## begin
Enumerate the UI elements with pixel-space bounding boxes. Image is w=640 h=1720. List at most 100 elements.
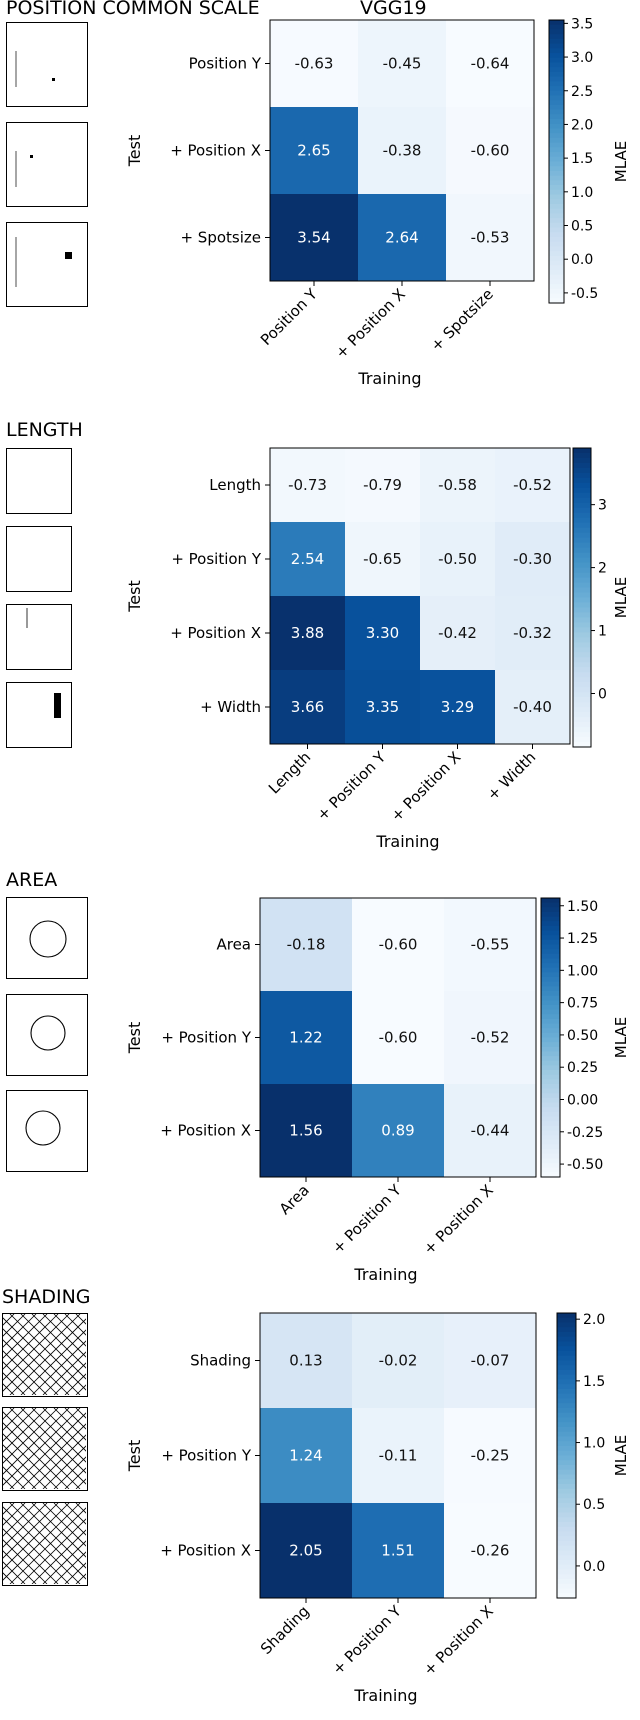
heatmap-value-label: -0.25 (471, 1447, 510, 1465)
colorbar-segment (557, 1588, 576, 1594)
colorbar-segment (541, 1060, 560, 1066)
colorbar-segment (573, 742, 591, 748)
colorbar-segment (557, 1507, 576, 1514)
colorbar-segment (557, 1465, 576, 1471)
colorbar-segment (541, 967, 560, 973)
colorbar-segment (549, 71, 564, 78)
heatmap-value-label: 2.65 (297, 142, 330, 160)
colorbar-segment (541, 902, 560, 908)
heatmap-cell (495, 522, 570, 596)
hatch-line (0, 1407, 26, 1434)
colorbar-segment (549, 67, 564, 73)
heatmap-cell (345, 670, 420, 744)
heatmap-value-label: -0.79 (363, 476, 402, 494)
heatmap-value-label: -0.50 (438, 550, 477, 568)
colorbar-segment (541, 1153, 560, 1159)
colorbar-segment (573, 622, 591, 628)
heatmap-value-label: 3.66 (291, 698, 324, 716)
heatmap-cell (444, 1084, 536, 1177)
heatmap-cell (260, 1313, 352, 1408)
colorbar-segment (541, 939, 560, 946)
colorbar-segment (573, 647, 591, 653)
heatmap-cell (352, 1084, 444, 1177)
colorbar-segment (541, 1130, 560, 1136)
hatch-line (0, 1369, 26, 1396)
heatmap-value-label: 3.30 (366, 624, 399, 642)
colorbar-segment (541, 991, 560, 997)
colorbar-segment (549, 189, 564, 196)
hatch-line (0, 1502, 48, 1551)
colorbar-segment (557, 1493, 576, 1499)
y-tick-label: + Position X (170, 142, 261, 160)
heatmap-cell (358, 20, 446, 107)
colorbar-segment (549, 53, 564, 59)
heatmap-cell (270, 194, 358, 281)
colorbar-tick-label: 0.0 (571, 252, 593, 268)
y-tick-label: + Spotsize (180, 229, 261, 247)
position-x-stimulus-icon (6, 122, 88, 207)
colorbar-segment (549, 100, 564, 106)
colorbar-segment (573, 672, 591, 678)
colorbar-segment (549, 194, 564, 200)
colorbar-tick-label: 1.25 (567, 931, 598, 947)
colorbar-segment (573, 467, 591, 474)
colorbar-segment (541, 972, 560, 978)
colorbar-segment (557, 1579, 576, 1585)
heatmap-value-label: -0.58 (438, 476, 477, 494)
colorbar-segment (541, 911, 560, 918)
colorbar-segment (549, 199, 564, 205)
colorbar-segment (549, 251, 564, 257)
colorbar-segment (549, 152, 564, 158)
colorbar-tick-label: 0.75 (567, 996, 598, 1012)
heatmap-cell (260, 898, 352, 991)
colorbar-tick-label: 0.5 (571, 219, 593, 235)
colorbar-segment (541, 1125, 560, 1132)
position-stimulus-drawing (15, 237, 72, 287)
colorbar-segment (573, 602, 591, 609)
heatmap-value-label: 2.64 (385, 229, 418, 247)
hatch-line (0, 1502, 81, 1584)
colorbar-segment (573, 517, 591, 524)
colorbar-segment (557, 1322, 576, 1328)
colorbar-segment (541, 1032, 560, 1039)
heatmap-cell (420, 448, 495, 522)
length-stimulus-icon (6, 448, 72, 514)
colorbar-segment (557, 1569, 576, 1575)
colorbar-tick-label: 2.0 (583, 1312, 605, 1328)
heatmap-cell (444, 991, 536, 1084)
heatmap-value-label: -0.60 (379, 1029, 418, 1047)
colorbar-segment (541, 981, 560, 987)
colorbar-segment (573, 582, 591, 589)
section-title-length: LENGTH (6, 419, 83, 441)
heatmap-cell (444, 1503, 536, 1598)
area-circle-stimulus-icon (6, 897, 88, 979)
colorbar-segment (549, 208, 564, 214)
heatmap-value-label: -0.73 (288, 476, 327, 494)
heatmap-cell (358, 107, 446, 194)
position-stimulus-drawing (15, 51, 55, 87)
area-stimulus-drawing (30, 1015, 66, 1051)
colorbar-segment (573, 587, 591, 594)
x-tick-label: + Position X (420, 1602, 497, 1679)
colorbar-segment (549, 104, 564, 111)
colorbar-segment (557, 1512, 576, 1518)
heatmap-cell (446, 20, 534, 107)
heatmap-value-label: -0.55 (471, 936, 510, 954)
colorbar-segment (549, 48, 564, 54)
colorbar-segment (549, 218, 564, 224)
colorbar-label: MLAE (612, 577, 630, 618)
colorbar-segment (557, 1341, 576, 1347)
colorbar-segment (549, 57, 564, 64)
heatmap-value-label: 3.88 (291, 624, 324, 642)
heatmap-value-label: -0.42 (438, 624, 477, 642)
colorbar-segment (541, 1163, 560, 1169)
colorbar-segment (549, 170, 564, 177)
colorbar-segment (573, 542, 591, 549)
colorbar-segment (557, 1550, 576, 1556)
colorbar-segment (573, 507, 591, 514)
colorbar-segment (541, 1009, 560, 1015)
colorbar-segment (557, 1313, 576, 1319)
heatmap-value-label: 1.51 (381, 1542, 414, 1560)
colorbar-segment (557, 1389, 576, 1395)
y-tick-label: + Position X (160, 1542, 251, 1560)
## end
Your goal:
Copy out every line in the items above that contains the string "tick", matching its case exactly.

Solved exercise:
y-tick-label: + Position X (170, 142, 261, 160)
colorbar-tick-label: 0.0 (571, 252, 593, 268)
y-tick-label: + Spotsize (180, 229, 261, 247)
colorbar-tick-label: 1.25 (567, 931, 598, 947)
colorbar-tick-label: 0.75 (567, 996, 598, 1012)
colorbar-tick-label: 0.5 (571, 219, 593, 235)
colorbar-tick-label: 2.0 (583, 1312, 605, 1328)
x-tick-label: + Position X (420, 1602, 497, 1679)
y-tick-label: + Position X (160, 1542, 251, 1560)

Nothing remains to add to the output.